- ИСТОЧНИК -
Можно согласиться с Н.И.Кареевым, который заметил, что Лаппо-Данилевский в своей критике Конта осуждал «не научную положительность его стремлений и инициативу основания новой положительной науки, социологии, а то, что первой он не дал прочного обоснования, а ко второму приступил без обоснованных предпосылок» [33, с. 118].
Решающее значение на формирование методологических позиций ученого оказала философия баденской школы неокантианства. Однако доминирующее влияние неокантианской теории в мировоззрении Лаппо-Данилевского сочеталось с сохранением более ранних пластов, связанных с позитивизмом, и открытости для принятия ряда идей «философии жизни». Такой сплав внешне противоречивых идейных влияний в мировоззрении исследователя обусловил глубоко оригинальное содержание его теоретико-методологической концепции. В отличие от Г.Риккерта, в воззрениях русского методолога не воздвигалась непроходимая стена, с одной стороны, между историей и естествознанием, а с другой – между философией и историей, а метод отнесения к ценностям не считался им единственным приемом исторического исследования.
Прежде всего после 1905 г. меняется оценка Александром Сергеевичем возможностей реализации обобщающей работы в исторической науке. Если прежде ученый признавал первенствующее значение обобщающей деятельности для понимания сути исторического процесса, то в «Методологии истории» он уже заявлял, что «законов истории» в строгом смысле слова никому еще не удалось установить: историкам, стремящимся к открытию их, в лучшем случае приходится довольствоваться гадательными эмпирическими обобщениями» [26, с. 154 – 155].

- ИСХОДНЫЕ ДАННЫЕ -
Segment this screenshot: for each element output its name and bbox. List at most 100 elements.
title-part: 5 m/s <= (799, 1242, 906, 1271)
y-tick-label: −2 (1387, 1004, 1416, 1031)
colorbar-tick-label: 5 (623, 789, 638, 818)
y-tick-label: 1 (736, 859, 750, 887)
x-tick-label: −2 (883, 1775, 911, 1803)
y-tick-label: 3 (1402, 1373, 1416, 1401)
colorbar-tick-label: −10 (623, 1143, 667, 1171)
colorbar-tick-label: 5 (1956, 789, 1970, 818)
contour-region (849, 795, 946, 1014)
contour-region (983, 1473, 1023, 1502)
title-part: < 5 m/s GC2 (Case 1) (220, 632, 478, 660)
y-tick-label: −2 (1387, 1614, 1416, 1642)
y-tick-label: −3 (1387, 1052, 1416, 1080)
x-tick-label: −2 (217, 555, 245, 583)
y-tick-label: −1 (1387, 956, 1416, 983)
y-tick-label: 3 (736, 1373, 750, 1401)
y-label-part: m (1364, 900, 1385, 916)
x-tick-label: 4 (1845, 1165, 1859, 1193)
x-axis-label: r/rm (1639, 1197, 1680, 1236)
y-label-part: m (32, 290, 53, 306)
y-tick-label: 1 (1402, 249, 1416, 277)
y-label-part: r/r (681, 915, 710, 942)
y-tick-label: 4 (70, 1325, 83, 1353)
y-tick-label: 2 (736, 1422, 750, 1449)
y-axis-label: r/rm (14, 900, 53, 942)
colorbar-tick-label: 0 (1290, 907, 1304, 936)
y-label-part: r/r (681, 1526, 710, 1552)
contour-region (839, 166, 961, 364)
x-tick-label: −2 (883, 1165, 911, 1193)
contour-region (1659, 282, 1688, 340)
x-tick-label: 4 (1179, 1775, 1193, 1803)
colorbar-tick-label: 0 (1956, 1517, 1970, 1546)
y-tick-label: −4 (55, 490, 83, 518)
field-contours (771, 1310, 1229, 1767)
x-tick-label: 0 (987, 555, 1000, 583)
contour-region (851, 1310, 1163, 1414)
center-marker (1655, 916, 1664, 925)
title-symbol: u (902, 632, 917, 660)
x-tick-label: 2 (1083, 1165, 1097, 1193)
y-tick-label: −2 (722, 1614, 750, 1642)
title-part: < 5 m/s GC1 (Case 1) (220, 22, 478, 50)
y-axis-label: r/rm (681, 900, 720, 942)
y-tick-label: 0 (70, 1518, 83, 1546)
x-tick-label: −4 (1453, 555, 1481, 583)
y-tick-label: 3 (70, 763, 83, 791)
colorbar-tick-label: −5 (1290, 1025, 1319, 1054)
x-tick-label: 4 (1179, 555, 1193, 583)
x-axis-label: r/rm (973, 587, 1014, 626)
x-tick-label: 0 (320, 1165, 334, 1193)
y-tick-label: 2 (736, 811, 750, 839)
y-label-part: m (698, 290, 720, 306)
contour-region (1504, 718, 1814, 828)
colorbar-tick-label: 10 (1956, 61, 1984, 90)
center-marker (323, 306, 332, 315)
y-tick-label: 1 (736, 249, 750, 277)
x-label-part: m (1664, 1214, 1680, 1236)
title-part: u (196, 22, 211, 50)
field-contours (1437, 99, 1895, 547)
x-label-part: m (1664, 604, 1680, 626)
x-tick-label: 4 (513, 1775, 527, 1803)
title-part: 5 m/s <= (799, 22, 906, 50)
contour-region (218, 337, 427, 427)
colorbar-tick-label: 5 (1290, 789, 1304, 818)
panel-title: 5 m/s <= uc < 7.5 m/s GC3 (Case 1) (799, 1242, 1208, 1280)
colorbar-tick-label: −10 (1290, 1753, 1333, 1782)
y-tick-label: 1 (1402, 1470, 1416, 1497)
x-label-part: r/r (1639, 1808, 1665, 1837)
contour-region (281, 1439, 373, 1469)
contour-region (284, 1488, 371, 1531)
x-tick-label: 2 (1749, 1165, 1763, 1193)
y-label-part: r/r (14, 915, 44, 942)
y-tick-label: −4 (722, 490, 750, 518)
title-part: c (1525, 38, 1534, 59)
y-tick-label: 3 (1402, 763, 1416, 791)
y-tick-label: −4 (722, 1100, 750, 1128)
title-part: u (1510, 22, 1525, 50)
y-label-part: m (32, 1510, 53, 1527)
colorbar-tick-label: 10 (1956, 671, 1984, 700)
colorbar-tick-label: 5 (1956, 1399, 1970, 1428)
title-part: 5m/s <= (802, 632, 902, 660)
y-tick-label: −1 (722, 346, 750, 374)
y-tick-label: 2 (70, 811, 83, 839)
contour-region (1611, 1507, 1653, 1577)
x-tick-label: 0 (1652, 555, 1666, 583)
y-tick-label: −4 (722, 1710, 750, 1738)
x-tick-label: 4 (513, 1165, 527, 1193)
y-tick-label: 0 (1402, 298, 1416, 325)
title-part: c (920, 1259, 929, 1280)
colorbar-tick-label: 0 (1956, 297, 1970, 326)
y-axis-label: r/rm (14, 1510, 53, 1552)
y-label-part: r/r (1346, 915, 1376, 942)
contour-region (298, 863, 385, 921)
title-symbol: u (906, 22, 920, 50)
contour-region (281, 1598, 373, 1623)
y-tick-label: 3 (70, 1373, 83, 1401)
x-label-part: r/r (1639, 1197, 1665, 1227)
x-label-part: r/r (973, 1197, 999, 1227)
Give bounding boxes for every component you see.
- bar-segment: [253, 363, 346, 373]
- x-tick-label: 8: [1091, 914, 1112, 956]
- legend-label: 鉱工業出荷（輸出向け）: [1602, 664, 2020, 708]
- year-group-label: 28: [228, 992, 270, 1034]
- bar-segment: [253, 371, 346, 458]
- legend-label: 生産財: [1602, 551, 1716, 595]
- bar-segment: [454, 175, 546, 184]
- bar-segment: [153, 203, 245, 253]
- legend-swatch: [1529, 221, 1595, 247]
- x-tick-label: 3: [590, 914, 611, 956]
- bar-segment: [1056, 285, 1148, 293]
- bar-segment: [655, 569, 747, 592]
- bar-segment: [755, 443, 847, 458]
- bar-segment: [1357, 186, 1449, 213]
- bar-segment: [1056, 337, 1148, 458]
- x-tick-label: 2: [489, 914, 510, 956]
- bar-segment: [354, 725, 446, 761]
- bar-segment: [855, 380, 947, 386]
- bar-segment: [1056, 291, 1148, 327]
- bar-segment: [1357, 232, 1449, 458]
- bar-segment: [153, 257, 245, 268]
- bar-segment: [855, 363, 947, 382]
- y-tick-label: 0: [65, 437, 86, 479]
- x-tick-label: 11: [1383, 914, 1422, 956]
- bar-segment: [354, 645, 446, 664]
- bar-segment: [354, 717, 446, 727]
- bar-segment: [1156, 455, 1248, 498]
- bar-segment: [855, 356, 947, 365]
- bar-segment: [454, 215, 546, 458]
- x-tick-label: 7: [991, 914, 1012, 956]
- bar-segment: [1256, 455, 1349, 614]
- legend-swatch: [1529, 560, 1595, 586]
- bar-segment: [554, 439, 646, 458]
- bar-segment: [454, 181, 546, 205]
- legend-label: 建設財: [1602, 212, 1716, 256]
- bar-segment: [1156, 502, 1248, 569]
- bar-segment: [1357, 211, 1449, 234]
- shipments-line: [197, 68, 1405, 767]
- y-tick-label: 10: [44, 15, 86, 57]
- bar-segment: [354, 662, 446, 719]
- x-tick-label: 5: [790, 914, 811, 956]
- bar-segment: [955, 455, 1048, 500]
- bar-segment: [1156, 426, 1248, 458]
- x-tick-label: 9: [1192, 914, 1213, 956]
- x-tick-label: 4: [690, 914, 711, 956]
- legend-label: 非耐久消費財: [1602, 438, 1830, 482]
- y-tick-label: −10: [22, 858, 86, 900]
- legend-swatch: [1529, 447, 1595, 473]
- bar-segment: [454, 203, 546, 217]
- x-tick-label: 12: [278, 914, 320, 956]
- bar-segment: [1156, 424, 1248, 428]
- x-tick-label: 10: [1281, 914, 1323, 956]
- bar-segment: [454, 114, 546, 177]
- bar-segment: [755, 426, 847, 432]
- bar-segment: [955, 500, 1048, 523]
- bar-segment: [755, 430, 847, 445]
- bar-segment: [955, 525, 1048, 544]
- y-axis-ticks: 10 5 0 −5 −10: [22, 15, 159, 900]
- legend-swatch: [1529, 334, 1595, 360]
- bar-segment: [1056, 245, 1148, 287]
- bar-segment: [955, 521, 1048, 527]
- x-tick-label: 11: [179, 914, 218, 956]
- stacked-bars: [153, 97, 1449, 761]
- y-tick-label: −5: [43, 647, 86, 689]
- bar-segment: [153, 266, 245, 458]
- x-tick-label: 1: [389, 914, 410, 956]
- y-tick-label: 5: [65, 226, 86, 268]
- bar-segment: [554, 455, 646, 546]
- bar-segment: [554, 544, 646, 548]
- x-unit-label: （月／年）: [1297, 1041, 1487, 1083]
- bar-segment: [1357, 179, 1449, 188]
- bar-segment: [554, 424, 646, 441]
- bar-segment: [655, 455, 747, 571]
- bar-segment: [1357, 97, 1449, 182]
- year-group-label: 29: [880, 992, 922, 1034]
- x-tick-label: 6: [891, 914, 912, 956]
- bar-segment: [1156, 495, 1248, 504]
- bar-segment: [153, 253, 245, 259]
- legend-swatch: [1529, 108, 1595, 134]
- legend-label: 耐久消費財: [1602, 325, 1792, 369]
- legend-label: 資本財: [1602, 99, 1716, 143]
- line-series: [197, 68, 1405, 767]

- ЗАДАЧИ -
a – Пожалуйста, верните весь источник слово в слово.
b – Замените «title-part» на «title-segment» в записях, начиная с самой первой строки и заканчивая строкой с «y-tick-label: 1 (736, 859, 750, 887)» включительно. Выведите только эти строки, больше ничего не меняя.
Источник и записи получены из разных мест.

- ОТВЕТЫ К ЗАДАНИЯМ -
a –
Можно согласиться с Н.И.Кареевым, который заметил, что Лаппо-Данилевский в своей критике Конта осуждал «не научную положительность его стремлений и инициативу основания новой положительной науки, социологии, а то, что первой он не дал прочного обоснования, а ко второму приступил без обоснованных предпосылок» [33, с. 118].
Решающее значение на формирование методологических позиций ученого оказала философия баденской школы неокантианства. Однако доминирующее влияние неокантианской теории в мировоззрении Лаппо-Данилевского сочеталось с сохранением более ранних пластов, связанных с позитивизмом, и открытости для принятия ряда идей «философии жизни». Такой сплав внешне противоречивых идейных влияний в мировоззрении исследователя обусловил глубоко оригинальное содержание его теоретико-методологической концепции. В отличие от Г.Риккерта, в воззрениях русского методолога не воздвигалась непроходимая стена, с одной стороны, между историей и естествознанием, а с другой – между философией и историей, а метод отнесения к ценностям не считался им единственным приемом исторического исследования.
Прежде всего после 1905 г. меняется оценка Александром Сергеевичем возможностей реализации обобщающей работы в исторической науке. Если прежде ученый признавал первенствующее значение обобщающей деятельности для понимания сути исторического процесса, то в «Методологии истории» он уже заявлял, что «законов истории» в строгом смысле слова никому еще не удалось установить: историкам, стремящимся к открытию их, в лучшем случае приходится довольствоваться гадательными эмпирическими обобщениями» [26, с. 154 – 155].

b –
Segment this screenshot: for each element output its name and bbox. List at most 100 elements.
title-segment: 5 m/s <= (799, 1242, 906, 1271)
y-tick-label: −2 (1387, 1004, 1416, 1031)
colorbar-tick-label: 5 (623, 789, 638, 818)
y-tick-label: 1 (736, 859, 750, 887)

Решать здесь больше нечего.